**EXERCISE:**
Scan the material below for the string "violence", and copy every line where it shows up.

**Recorded data:**
________________________________________

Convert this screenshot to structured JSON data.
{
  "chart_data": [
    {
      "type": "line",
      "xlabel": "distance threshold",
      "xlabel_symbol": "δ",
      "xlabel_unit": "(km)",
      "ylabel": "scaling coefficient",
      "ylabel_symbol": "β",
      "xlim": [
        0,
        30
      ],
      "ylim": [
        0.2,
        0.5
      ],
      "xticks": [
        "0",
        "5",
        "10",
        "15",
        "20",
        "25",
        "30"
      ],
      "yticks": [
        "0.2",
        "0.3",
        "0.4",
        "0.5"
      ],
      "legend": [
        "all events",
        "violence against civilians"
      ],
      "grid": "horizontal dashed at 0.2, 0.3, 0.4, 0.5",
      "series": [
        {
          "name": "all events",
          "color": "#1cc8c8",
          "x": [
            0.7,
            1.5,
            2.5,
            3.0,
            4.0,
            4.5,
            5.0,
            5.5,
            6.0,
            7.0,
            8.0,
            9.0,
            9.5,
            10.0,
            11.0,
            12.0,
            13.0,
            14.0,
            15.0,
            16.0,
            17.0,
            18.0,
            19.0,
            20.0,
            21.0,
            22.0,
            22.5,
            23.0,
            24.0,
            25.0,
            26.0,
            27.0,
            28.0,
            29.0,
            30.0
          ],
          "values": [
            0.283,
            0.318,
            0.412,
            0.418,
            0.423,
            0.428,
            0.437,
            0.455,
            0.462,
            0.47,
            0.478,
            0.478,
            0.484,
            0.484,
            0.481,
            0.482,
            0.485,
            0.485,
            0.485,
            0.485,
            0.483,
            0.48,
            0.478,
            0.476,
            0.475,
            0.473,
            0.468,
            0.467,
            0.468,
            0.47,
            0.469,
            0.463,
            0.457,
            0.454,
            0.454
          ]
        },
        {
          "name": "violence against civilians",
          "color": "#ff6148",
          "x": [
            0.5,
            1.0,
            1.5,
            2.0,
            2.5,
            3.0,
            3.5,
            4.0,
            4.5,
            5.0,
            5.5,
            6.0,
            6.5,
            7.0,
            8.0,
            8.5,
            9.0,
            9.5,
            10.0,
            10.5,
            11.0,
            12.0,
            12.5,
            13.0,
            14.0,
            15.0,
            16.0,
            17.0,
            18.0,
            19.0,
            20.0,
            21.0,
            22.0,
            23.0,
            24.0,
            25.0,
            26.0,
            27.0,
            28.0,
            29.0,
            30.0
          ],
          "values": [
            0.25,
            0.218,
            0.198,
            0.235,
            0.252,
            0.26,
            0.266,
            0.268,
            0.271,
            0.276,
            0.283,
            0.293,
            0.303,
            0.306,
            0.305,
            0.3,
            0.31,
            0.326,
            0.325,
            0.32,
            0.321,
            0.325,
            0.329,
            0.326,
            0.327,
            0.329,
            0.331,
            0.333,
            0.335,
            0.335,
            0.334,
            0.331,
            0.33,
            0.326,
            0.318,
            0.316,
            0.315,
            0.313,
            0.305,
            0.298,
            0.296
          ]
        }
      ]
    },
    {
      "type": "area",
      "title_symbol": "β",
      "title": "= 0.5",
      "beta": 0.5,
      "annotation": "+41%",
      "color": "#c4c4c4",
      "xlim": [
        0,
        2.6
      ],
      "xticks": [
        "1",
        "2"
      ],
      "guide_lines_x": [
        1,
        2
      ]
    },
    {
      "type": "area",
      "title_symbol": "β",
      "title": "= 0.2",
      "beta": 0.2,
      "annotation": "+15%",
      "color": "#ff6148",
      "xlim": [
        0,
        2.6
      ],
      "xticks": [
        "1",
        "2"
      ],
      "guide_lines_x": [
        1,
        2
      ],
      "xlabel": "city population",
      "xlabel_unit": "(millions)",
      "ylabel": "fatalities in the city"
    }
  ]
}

________________________________________

**SOLUTION TO THE EXERCISE:**
        "violence against civilians"
          "name": "violence against civilians",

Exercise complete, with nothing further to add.